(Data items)
▼
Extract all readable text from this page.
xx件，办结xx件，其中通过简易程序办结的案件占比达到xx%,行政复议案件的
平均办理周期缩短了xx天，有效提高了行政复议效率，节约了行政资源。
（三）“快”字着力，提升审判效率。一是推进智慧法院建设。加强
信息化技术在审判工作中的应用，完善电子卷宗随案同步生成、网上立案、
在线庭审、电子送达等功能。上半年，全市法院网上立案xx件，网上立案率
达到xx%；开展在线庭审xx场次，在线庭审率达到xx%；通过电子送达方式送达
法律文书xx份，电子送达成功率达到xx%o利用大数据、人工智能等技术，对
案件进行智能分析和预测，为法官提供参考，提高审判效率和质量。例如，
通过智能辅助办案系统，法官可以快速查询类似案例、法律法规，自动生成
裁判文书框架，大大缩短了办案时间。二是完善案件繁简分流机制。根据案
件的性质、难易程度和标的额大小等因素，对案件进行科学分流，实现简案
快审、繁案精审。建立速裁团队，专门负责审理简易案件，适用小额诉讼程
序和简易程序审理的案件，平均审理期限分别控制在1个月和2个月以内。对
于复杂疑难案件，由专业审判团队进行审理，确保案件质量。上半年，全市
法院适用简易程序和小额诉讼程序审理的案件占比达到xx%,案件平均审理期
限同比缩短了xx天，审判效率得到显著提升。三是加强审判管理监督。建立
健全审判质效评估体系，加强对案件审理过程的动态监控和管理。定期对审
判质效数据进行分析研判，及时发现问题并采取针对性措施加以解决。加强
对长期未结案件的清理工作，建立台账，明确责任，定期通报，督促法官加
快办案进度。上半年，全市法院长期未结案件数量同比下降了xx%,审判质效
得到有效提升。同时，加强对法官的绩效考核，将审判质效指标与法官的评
▲
**What to produce:** Repeat all the entries exactly as given.

**Full solution:**
Extract all readable text from this page.
xx件，办结xx件，其中通过简易程序办结的案件占比达到xx%,行政复议案件的
平均办理周期缩短了xx天，有效提高了行政复议效率，节约了行政资源。
（三）“快”字着力，提升审判效率。一是推进智慧法院建设。加强
信息化技术在审判工作中的应用，完善电子卷宗随案同步生成、网上立案、
在线庭审、电子送达等功能。上半年，全市法院网上立案xx件，网上立案率
达到xx%；开展在线庭审xx场次，在线庭审率达到xx%；通过电子送达方式送达
法律文书xx份，电子送达成功率达到xx%o利用大数据、人工智能等技术，对
案件进行智能分析和预测，为法官提供参考，提高审判效率和质量。例如，
通过智能辅助办案系统，法官可以快速查询类似案例、法律法规，自动生成
裁判文书框架，大大缩短了办案时间。二是完善案件繁简分流机制。根据案
件的性质、难易程度和标的额大小等因素，对案件进行科学分流，实现简案
快审、繁案精审。建立速裁团队，专门负责审理简易案件，适用小额诉讼程
序和简易程序审理的案件，平均审理期限分别控制在1个月和2个月以内。对
于复杂疑难案件，由专业审判团队进行审理，确保案件质量。上半年，全市
法院适用简易程序和小额诉讼程序审理的案件占比达到xx%,案件平均审理期
限同比缩短了xx天，审判效率得到显著提升。三是加强审判管理监督。建立
健全审判质效评估体系，加强对案件审理过程的动态监控和管理。定期对审
判质效数据进行分析研判，及时发现问题并采取针对性措施加以解决。加强
对长期未结案件的清理工作，建立台账，明确责任，定期通报，督促法官加
快办案进度。上半年，全市法院长期未结案件数量同比下降了xx%,审判质效
得到有效提升。同时，加强对法官的绩效考核，将审判质效指标与法官的评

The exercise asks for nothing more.